▸ Description of the task:
Here are records with pictures in them. Copy all of them exactly and leave the pictures out.

Dataset entries:
########
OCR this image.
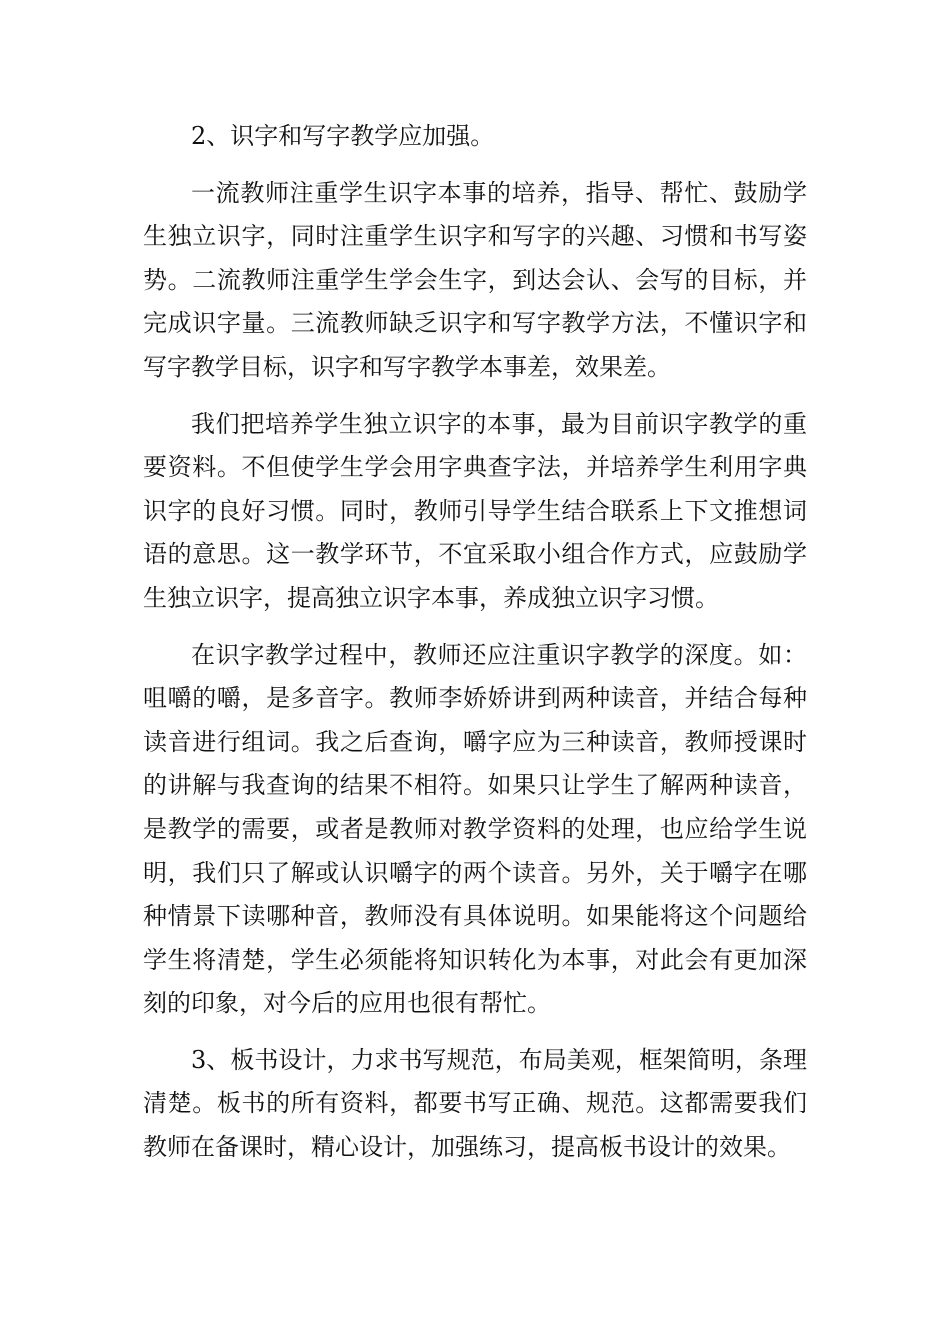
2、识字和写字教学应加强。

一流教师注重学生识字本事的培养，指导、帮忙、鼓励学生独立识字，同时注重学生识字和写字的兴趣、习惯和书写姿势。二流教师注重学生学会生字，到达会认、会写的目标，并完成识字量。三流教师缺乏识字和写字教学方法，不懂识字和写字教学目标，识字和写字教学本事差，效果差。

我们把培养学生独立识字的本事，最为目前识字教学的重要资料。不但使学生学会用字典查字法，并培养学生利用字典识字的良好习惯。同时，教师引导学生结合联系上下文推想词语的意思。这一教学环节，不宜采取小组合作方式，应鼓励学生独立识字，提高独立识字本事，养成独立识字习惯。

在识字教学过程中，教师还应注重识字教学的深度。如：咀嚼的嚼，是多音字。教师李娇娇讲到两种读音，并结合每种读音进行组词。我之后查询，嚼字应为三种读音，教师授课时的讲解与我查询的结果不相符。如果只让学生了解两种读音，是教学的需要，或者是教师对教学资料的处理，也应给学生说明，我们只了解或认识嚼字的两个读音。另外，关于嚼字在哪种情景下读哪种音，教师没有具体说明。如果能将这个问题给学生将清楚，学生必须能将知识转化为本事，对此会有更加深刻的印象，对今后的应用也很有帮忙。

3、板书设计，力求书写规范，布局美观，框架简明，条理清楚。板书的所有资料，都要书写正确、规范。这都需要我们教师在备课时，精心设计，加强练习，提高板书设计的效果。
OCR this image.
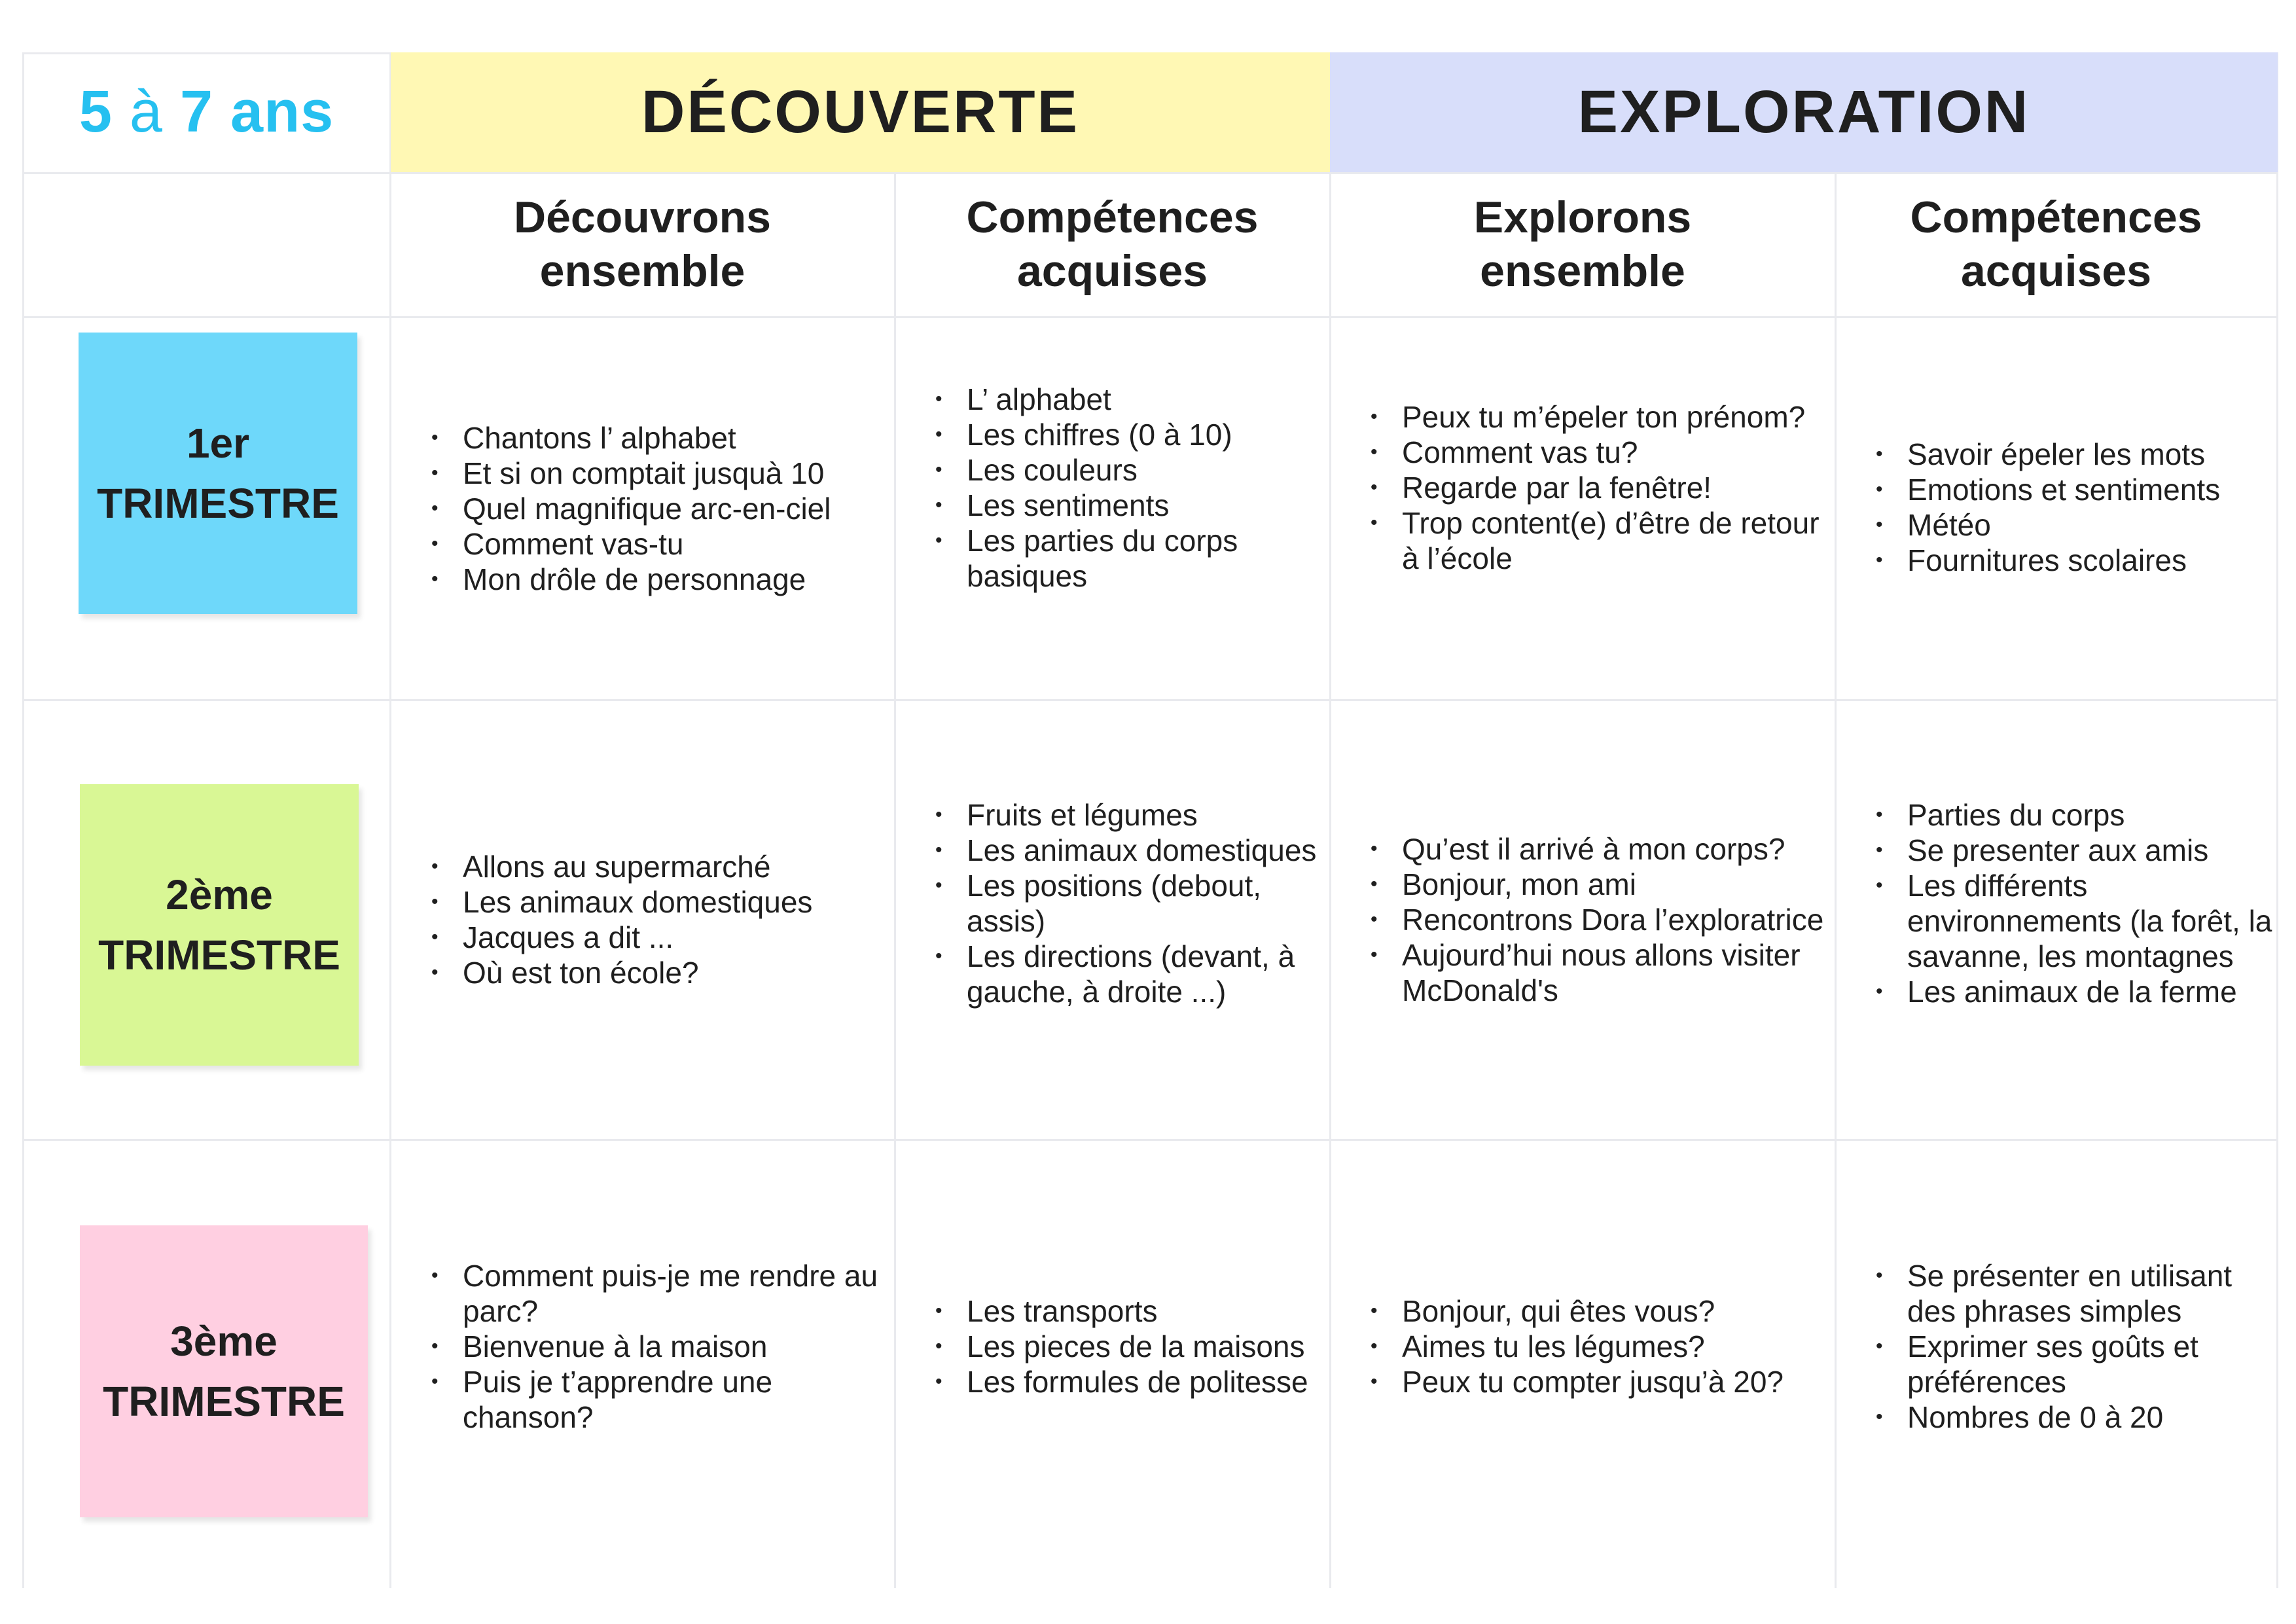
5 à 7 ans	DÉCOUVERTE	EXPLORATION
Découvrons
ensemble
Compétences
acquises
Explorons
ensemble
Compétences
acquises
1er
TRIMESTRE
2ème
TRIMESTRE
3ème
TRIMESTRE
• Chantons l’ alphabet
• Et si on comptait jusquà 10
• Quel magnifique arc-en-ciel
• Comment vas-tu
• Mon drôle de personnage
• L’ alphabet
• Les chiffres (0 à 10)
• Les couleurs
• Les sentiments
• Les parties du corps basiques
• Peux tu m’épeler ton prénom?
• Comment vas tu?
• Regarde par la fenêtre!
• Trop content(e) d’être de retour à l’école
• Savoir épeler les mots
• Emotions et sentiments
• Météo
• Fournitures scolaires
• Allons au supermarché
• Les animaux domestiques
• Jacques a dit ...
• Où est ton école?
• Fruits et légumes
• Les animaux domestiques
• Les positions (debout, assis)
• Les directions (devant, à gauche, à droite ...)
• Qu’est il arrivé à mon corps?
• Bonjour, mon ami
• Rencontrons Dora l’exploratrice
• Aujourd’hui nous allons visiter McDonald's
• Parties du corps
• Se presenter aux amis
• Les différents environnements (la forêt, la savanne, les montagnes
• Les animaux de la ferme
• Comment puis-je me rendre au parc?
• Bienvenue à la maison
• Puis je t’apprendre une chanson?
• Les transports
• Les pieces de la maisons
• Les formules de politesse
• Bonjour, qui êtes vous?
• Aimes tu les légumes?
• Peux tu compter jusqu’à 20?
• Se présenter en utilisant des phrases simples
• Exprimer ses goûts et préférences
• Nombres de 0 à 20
########
▸ Exercise solution:
OCR this image.
2、识字和写字教学应加强。

一流教师注重学生识字本事的培养，指导、帮忙、鼓励学生独立识字，同时注重学生识字和写字的兴趣、习惯和书写姿势。二流教师注重学生学会生字，到达会认、会写的目标，并完成识字量。三流教师缺乏识字和写字教学方法，不懂识字和写字教学目标，识字和写字教学本事差，效果差。

我们把培养学生独立识字的本事，最为目前识字教学的重要资料。不但使学生学会用字典查字法，并培养学生利用字典识字的良好习惯。同时，教师引导学生结合联系上下文推想词语的意思。这一教学环节，不宜采取小组合作方式，应鼓励学生独立识字，提高独立识字本事，养成独立识字习惯。

在识字教学过程中，教师还应注重识字教学的深度。如：咀嚼的嚼，是多音字。教师李娇娇讲到两种读音，并结合每种读音进行组词。我之后查询，嚼字应为三种读音，教师授课时的讲解与我查询的结果不相符。如果只让学生了解两种读音，是教学的需要，或者是教师对教学资料的处理，也应给学生说明，我们只了解或认识嚼字的两个读音。另外，关于嚼字在哪种情景下读哪种音，教师没有具体说明。如果能将这个问题给学生将清楚，学生必须能将知识转化为本事，对此会有更加深刻的印象，对今后的应用也很有帮忙。

3、板书设计，力求书写规范，布局美观，框架简明，条理清楚。板书的所有资料，都要书写正确、规范。这都需要我们教师在备课时，精心设计，加强练习，提高板书设计的效果。
OCR this image.
5 à 7 ans	DÉCOUVERTE	EXPLORATION
Découvrons
ensemble
Compétences
acquises
Explorons
ensemble
Compétences
acquises
1er
TRIMESTRE
2ème
TRIMESTRE
3ème
TRIMESTRE
• Chantons l’ alphabet
• Et si on comptait jusquà 10
• Quel magnifique arc-en-ciel
• Comment vas-tu
• Mon drôle de personnage
• L’ alphabet
• Les chiffres (0 à 10)
• Les couleurs
• Les sentiments
• Les parties du corps basiques
• Peux tu m’épeler ton prénom?
• Comment vas tu?
• Regarde par la fenêtre!
• Trop content(e) d’être de retour à l’école
• Savoir épeler les mots
• Emotions et sentiments
• Météo
• Fournitures scolaires
• Allons au supermarché
• Les animaux domestiques
• Jacques a dit ...
• Où est ton école?
• Fruits et légumes
• Les animaux domestiques
• Les positions (debout, assis)
• Les directions (devant, à gauche, à droite ...)
• Qu’est il arrivé à mon corps?
• Bonjour, mon ami
• Rencontrons Dora l’exploratrice
• Aujourd’hui nous allons visiter McDonald's
• Parties du corps
• Se presenter aux amis
• Les différents environnements (la forêt, la savanne, les montagnes
• Les animaux de la ferme
• Comment puis-je me rendre au parc?
• Bienvenue à la maison
• Puis je t’apprendre une chanson?
• Les transports
• Les pieces de la maisons
• Les formules de politesse
• Bonjour, qui êtes vous?
• Aimes tu les légumes?
• Peux tu compter jusqu’à 20?
• Se présenter en utilisant des phrases simples
• Exprimer ses goûts et préférences
• Nombres de 0 à 20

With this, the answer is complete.